Collected data:
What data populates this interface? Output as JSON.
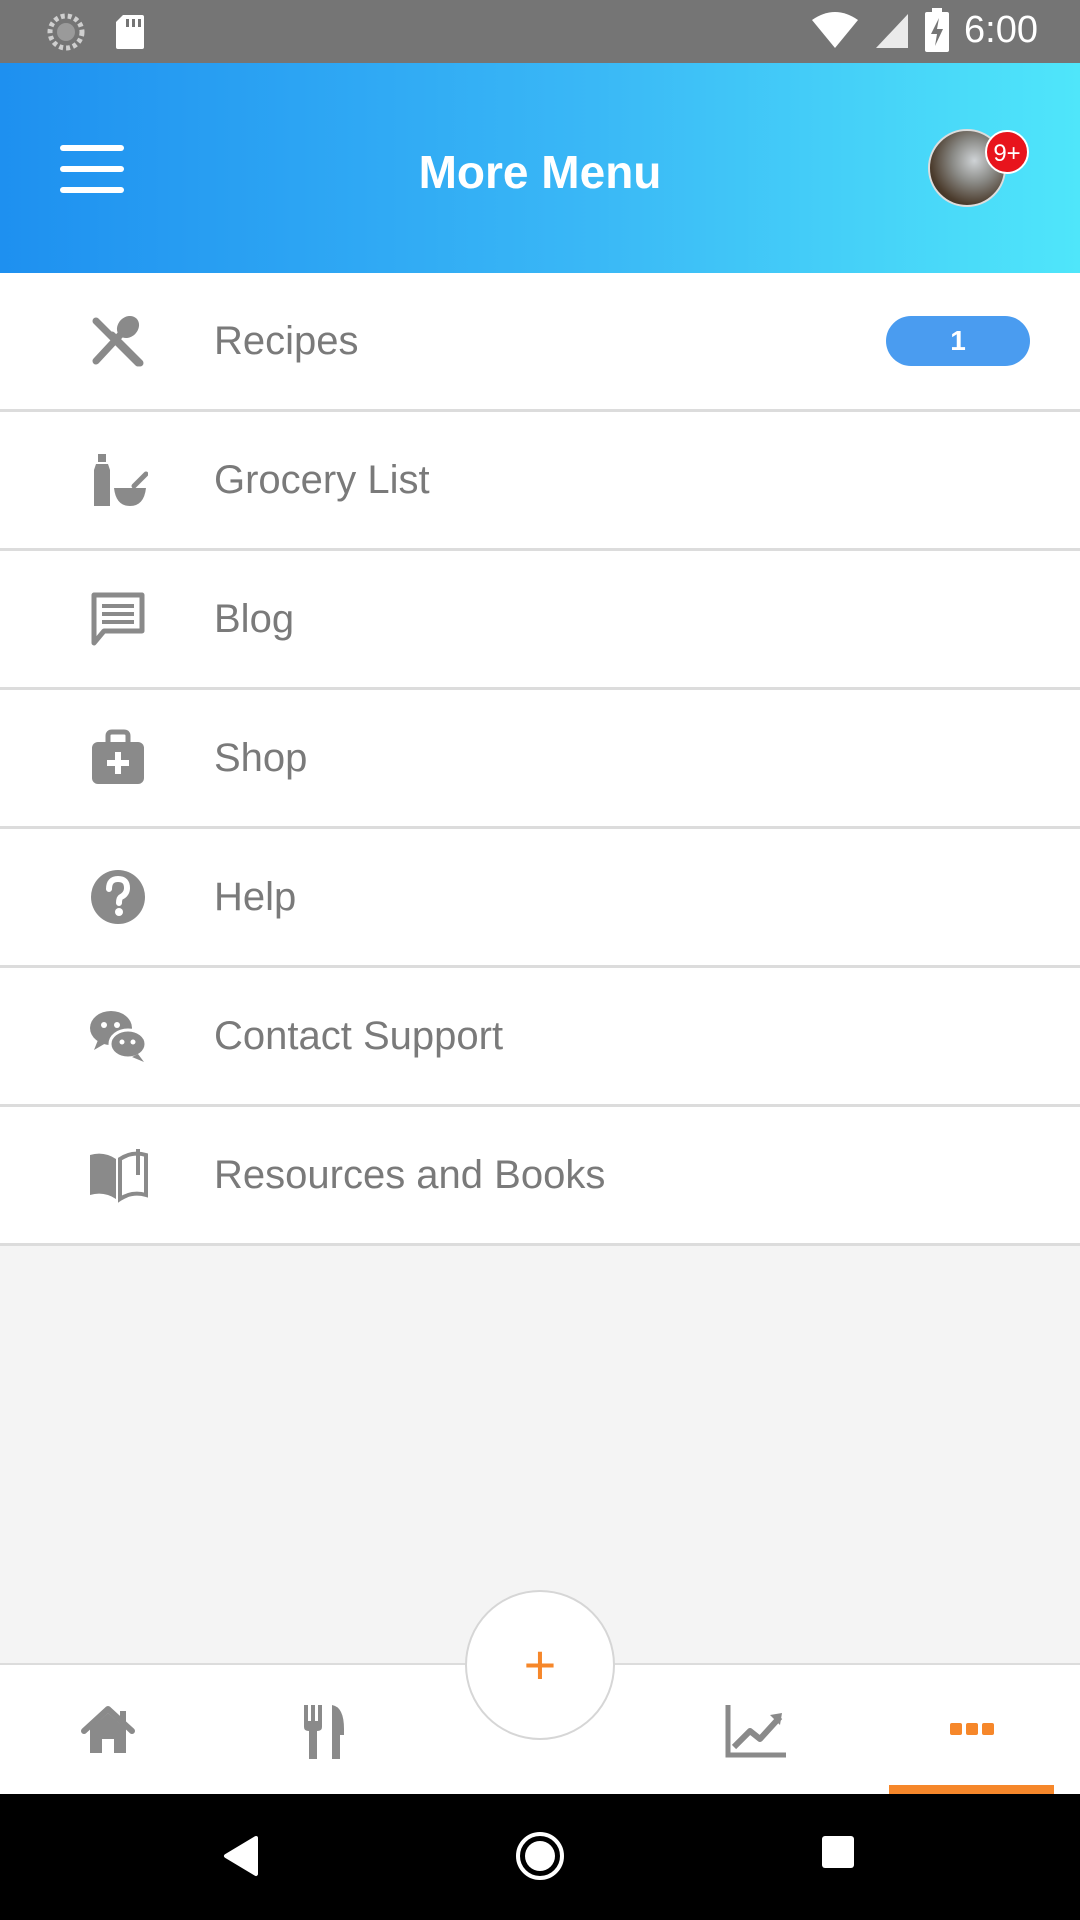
{
  "status_bar": {
    "time": "6:00",
    "icons": [
      "loading-icon",
      "sd-card-icon",
      "wifi-icon",
      "cell-signal-icon",
      "battery-charging-icon"
    ]
  },
  "app_bar": {
    "title": "More Menu",
    "menu_icon": "hamburger-icon",
    "notification_badge": "9+"
  },
  "menu": {
    "items": [
      {
        "label": "Recipes",
        "icon": "utensils-cross-icon",
        "count": "1"
      },
      {
        "label": "Grocery List",
        "icon": "grocery-bottle-bowl-icon"
      },
      {
        "label": "Blog",
        "icon": "message-icon"
      },
      {
        "label": "Shop",
        "icon": "medical-bag-icon"
      },
      {
        "label": "Help",
        "icon": "question-circle-icon"
      },
      {
        "label": "Contact Support",
        "icon": "chat-bubbles-icon"
      },
      {
        "label": "Resources and Books",
        "icon": "open-book-icon"
      }
    ]
  },
  "bottom_nav": {
    "items": [
      {
        "icon": "home-icon"
      },
      {
        "icon": "fork-knife-icon"
      },
      {
        "icon": "trend-chart-icon"
      },
      {
        "icon": "more-dots-icon",
        "active": true
      }
    ],
    "fab_label": "+"
  },
  "colors": {
    "accent": "#f6872a",
    "header_start": "#1e90f0",
    "header_end": "#4fe6fa",
    "badge_blue": "#4a9cf0",
    "notification_red": "#e8141c",
    "icon_gray": "#8a8a8a"
  }
}
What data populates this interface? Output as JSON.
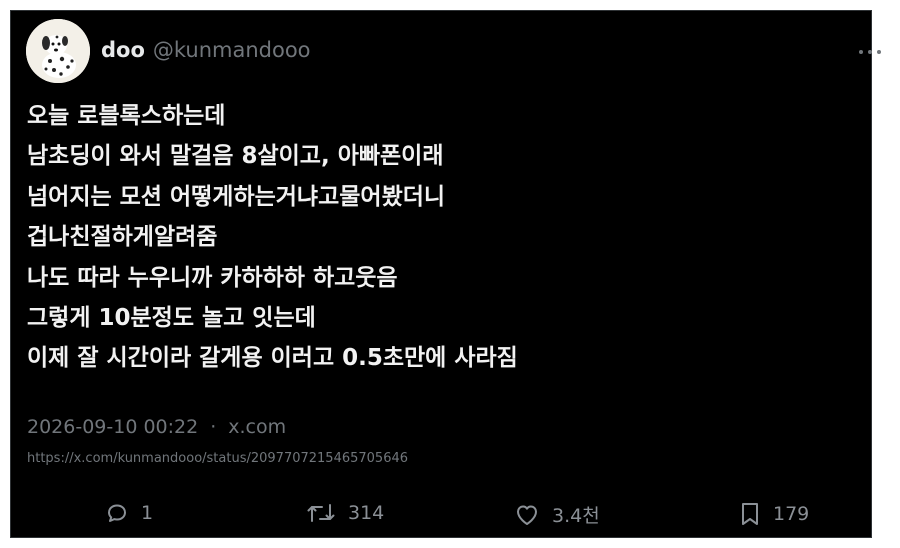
{
  "user": {
    "display_name": "doo",
    "handle": "@kunmandooo"
  },
  "tweet": {
    "lines": [
      "오늘 로블록스하는데",
      "남초딩이 와서 말걸음 8살이고, 아빠폰이래",
      "넘어지는 모션 어떻게하는거냐고물어봤더니",
      "겁나친절하게알려줌",
      "나도 따라 누우니까 카하하하 하고웃음",
      "그렇게 10분정도 놀고 잇는데",
      "이제 잘 시간이라 갈게용 이러고 0.5초만에 사라짐"
    ]
  },
  "meta": {
    "timestamp": "2026-09-10 00:22",
    "separator": "·",
    "source": "x.com",
    "url": "https://x.com/kunmandooo/status/2097707215465705646"
  },
  "actions": {
    "replies": "1",
    "retweets": "314",
    "likes": "3.4천",
    "bookmarks": "179"
  },
  "icons": {
    "more": "more-horizontal-icon",
    "reply": "reply-icon",
    "retweet": "retweet-icon",
    "like": "heart-icon",
    "bookmark": "bookmark-icon"
  },
  "colors": {
    "background": "#000000",
    "text": "#e7e9ea",
    "muted": "#71767b"
  }
}
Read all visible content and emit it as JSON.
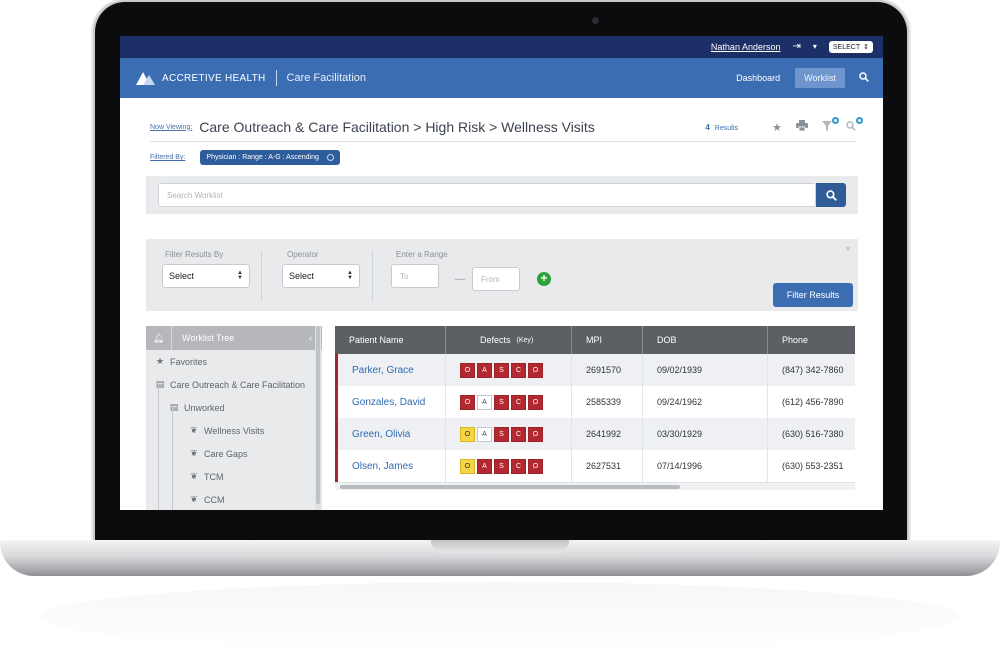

* INSTRUCTION *
Repeat the material above word for word and skip every image in it.

* REPLY TO THE TASK *
What data populates this interface? Output as JSON.
{
  "status_bar": {
    "time": "6:00",
    "icons": [
      "loading-icon",
      "sd-card-icon",
      "wifi-icon",
      "cell-signal-icon",
      "battery-charging-icon"
    ]
  },
  "app_bar": {
    "title": "More Menu",
    "menu_icon": "hamburger-icon",
    "notification_badge": "9+"
  },
  "menu": {
    "items": [
      {
        "label": "Recipes",
        "icon": "utensils-cross-icon",
        "count": "1"
      },
      {
        "label": "Grocery List",
        "icon": "grocery-bottle-bowl-icon"
      },
      {
        "label": "Blog",
        "icon": "message-icon"
      },
      {
        "label": "Shop",
        "icon": "medical-bag-icon"
      },
      {
        "label": "Help",
        "icon": "question-circle-icon"
      },
      {
        "label": "Contact Support",
        "icon": "chat-bubbles-icon"
      },
      {
        "label": "Resources and Books",
        "icon": "open-book-icon"
      }
    ]
  },
  "bottom_nav": {
    "items": [
      {
        "icon": "home-icon"
      },
      {
        "icon": "fork-knife-icon"
      },
      {
        "icon": "trend-chart-icon"
      },
      {
        "icon": "more-dots-icon",
        "active": true
      }
    ],
    "fab_label": "+"
  },
  "colors": {
    "accent": "#f6872a",
    "header_start": "#1e90f0",
    "header_end": "#4fe6fa",
    "badge_blue": "#4a9cf0",
    "notification_red": "#e8141c",
    "icon_gray": "#8a8a8a"
  }
}
What data populates this interface? Output as JSON.
{
  "user": {
    "display_name": "doo",
    "handle": "@kunmandooo"
  },
  "tweet": {
    "lines": [
      "오늘 로블록스하는데",
      "남초딩이 와서 말걸음 8살이고, 아빠폰이래",
      "넘어지는 모션 어떻게하는거냐고물어봤더니",
      "겁나친절하게알려줌",
      "나도 따라 누우니까 카하하하 하고웃음",
      "그렇게 10분정도 놀고 잇는데",
      "이제 잘 시간이라 갈게용 이러고 0.5초만에 사라짐"
    ]
  },
  "meta": {
    "timestamp": "2026-09-10 00:22",
    "separator": "·",
    "source": "x.com",
    "url": "https://x.com/kunmandooo/status/2097707215465705646"
  },
  "actions": {
    "replies": "1",
    "retweets": "314",
    "likes": "3.4천",
    "bookmarks": "179"
  },
  "icons": {
    "more": "more-horizontal-icon",
    "reply": "reply-icon",
    "retweet": "retweet-icon",
    "like": "heart-icon",
    "bookmark": "bookmark-icon"
  },
  "colors": {
    "background": "#000000",
    "text": "#e7e9ea",
    "muted": "#71767b"
  }
}
Read all visible content and emit it as JSON.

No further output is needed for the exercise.